__EXERCISE GOAL__.
Scan the records for the word "JSON". Copy each line that includes it.

__ENTRIES SUPPLIED__.
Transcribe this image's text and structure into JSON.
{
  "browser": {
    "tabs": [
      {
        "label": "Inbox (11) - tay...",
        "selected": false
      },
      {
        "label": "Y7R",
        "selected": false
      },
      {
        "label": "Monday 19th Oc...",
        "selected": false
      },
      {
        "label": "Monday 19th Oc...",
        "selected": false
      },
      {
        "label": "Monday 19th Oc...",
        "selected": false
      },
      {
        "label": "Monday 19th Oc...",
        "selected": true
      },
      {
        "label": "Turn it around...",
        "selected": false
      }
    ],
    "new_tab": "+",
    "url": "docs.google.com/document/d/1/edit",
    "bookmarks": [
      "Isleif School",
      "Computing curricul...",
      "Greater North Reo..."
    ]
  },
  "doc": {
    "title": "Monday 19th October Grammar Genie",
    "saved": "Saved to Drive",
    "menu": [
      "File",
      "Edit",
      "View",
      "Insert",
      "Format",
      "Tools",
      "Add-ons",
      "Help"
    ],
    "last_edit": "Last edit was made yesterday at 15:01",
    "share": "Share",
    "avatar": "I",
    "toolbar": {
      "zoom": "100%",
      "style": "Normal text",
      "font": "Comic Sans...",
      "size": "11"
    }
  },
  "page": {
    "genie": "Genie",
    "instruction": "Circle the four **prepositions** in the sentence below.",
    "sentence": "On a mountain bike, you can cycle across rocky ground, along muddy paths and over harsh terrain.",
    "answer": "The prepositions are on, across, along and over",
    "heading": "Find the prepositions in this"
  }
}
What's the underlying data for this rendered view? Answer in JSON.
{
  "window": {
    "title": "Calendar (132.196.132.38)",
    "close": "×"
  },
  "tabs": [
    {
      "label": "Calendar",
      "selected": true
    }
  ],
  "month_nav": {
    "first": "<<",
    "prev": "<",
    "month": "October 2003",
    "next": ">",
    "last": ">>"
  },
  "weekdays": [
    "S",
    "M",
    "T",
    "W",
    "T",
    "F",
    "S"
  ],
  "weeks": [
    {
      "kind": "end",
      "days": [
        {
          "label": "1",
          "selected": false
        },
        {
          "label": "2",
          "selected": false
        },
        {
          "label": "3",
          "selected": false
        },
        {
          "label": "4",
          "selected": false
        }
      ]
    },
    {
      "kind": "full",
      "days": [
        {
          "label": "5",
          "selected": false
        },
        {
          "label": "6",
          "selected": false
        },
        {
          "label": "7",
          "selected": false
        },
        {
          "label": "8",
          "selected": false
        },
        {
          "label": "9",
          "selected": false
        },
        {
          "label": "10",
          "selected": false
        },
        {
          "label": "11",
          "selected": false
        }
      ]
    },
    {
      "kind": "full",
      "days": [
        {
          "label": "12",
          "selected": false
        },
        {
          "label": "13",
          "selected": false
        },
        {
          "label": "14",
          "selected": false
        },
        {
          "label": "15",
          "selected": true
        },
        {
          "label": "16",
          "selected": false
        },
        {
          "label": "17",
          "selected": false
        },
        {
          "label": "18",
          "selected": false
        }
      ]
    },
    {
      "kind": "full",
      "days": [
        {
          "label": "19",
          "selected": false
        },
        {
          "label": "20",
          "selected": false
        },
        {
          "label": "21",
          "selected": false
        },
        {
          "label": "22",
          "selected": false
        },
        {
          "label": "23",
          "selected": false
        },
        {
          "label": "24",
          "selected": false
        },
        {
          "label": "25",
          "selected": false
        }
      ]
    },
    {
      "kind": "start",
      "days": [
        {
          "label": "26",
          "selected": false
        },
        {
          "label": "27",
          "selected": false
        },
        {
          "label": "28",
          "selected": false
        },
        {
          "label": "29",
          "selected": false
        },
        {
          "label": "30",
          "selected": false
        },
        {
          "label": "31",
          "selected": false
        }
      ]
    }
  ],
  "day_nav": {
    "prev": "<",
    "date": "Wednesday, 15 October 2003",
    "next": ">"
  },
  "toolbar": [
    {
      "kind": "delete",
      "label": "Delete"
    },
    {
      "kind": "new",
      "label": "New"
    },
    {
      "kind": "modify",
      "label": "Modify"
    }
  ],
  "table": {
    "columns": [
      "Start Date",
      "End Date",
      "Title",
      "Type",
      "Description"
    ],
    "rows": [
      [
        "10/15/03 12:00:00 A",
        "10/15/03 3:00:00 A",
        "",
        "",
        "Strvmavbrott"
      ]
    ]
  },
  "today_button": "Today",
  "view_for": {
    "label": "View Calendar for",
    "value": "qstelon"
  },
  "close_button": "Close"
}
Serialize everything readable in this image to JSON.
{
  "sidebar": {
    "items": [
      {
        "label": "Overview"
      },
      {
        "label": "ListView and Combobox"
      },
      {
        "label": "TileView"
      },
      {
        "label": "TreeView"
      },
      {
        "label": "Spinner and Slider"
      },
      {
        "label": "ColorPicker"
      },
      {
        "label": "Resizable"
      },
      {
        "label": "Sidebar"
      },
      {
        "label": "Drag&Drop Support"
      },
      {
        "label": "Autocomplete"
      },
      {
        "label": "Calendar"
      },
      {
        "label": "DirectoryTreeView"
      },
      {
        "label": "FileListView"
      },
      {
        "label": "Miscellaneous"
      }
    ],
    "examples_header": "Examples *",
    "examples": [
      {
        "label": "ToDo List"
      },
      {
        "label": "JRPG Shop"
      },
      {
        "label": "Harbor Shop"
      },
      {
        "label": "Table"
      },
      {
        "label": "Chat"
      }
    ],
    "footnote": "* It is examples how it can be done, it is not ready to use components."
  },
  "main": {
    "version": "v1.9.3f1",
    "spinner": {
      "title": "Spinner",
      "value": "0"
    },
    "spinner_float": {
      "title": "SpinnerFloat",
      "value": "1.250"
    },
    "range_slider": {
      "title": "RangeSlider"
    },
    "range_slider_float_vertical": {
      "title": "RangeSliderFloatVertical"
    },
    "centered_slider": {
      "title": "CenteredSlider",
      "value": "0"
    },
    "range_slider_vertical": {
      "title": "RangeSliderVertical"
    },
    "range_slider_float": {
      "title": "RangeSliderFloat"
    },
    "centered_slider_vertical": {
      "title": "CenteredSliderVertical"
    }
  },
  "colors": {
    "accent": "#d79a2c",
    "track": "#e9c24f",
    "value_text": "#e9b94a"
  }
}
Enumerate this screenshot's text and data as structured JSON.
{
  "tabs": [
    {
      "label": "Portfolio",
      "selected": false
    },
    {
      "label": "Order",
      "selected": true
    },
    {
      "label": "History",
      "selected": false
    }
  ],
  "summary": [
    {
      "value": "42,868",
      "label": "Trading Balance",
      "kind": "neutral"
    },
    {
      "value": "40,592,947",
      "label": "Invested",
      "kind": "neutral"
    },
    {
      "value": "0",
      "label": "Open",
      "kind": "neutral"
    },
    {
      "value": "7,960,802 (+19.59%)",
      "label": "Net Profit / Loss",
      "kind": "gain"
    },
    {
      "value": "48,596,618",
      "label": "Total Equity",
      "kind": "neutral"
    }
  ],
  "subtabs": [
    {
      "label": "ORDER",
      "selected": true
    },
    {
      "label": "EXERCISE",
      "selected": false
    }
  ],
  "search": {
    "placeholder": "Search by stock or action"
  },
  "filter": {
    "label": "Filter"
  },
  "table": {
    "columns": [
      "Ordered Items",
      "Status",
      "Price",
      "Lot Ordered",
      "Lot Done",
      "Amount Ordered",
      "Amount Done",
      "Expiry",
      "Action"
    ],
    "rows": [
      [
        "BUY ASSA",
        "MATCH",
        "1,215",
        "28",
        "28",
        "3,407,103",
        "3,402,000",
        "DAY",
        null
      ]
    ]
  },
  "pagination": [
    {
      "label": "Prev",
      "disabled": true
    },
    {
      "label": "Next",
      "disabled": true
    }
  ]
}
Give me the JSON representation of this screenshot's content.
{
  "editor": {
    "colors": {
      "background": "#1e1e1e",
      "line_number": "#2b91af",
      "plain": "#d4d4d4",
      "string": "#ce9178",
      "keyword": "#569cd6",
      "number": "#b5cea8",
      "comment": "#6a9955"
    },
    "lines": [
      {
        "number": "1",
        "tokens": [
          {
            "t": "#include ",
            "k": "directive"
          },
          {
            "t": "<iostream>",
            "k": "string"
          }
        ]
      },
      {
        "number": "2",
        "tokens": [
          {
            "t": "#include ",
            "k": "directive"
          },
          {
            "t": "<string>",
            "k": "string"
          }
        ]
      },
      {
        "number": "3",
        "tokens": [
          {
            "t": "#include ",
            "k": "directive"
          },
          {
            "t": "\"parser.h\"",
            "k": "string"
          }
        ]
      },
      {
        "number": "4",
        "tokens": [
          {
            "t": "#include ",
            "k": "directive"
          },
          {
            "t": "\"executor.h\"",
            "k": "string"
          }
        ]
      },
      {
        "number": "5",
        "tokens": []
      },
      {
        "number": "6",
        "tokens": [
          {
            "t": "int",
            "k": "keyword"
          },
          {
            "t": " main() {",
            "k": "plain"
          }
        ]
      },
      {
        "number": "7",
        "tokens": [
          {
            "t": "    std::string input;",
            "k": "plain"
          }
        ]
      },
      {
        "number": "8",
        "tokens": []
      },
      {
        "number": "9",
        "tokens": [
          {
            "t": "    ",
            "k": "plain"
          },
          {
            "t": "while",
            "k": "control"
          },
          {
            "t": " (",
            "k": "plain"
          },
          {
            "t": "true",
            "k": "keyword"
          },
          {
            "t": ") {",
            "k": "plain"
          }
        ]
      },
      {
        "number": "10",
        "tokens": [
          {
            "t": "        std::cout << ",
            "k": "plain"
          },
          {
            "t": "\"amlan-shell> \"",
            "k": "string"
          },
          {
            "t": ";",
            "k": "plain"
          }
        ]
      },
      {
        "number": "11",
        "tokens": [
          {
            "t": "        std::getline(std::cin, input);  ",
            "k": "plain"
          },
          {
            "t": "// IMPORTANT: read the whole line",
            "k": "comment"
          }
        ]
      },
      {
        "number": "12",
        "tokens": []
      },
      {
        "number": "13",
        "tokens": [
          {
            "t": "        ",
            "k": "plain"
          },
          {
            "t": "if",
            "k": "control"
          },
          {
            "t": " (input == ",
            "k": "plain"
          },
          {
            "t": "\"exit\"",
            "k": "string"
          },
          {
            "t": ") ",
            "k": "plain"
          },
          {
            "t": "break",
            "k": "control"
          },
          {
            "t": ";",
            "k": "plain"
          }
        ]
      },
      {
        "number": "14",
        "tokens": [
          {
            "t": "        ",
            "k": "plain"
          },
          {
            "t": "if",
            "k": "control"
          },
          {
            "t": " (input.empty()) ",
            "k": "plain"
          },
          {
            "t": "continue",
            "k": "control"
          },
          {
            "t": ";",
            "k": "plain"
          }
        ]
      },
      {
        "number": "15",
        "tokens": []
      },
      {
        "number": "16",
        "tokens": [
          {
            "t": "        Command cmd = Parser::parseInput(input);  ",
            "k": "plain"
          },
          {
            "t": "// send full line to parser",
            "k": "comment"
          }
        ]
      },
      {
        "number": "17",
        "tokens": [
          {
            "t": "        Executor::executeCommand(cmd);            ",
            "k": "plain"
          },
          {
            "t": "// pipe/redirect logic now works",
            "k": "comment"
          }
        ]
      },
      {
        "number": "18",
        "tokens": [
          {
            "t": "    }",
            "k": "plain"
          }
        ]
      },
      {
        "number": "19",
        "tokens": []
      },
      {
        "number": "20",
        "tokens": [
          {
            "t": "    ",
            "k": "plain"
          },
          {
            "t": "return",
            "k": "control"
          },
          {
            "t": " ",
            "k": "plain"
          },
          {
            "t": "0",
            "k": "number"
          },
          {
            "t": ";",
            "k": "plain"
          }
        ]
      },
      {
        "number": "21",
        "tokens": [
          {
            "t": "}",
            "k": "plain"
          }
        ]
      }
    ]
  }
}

__TASK ANSWER__.
Transcribe this image's text and structure into JSON.
What's the underlying data for this rendered view? Answer in JSON.
Serialize everything readable in this image to JSON.
Enumerate this screenshot's text and data as structured JSON.
Give me the JSON representation of this screenshot's content.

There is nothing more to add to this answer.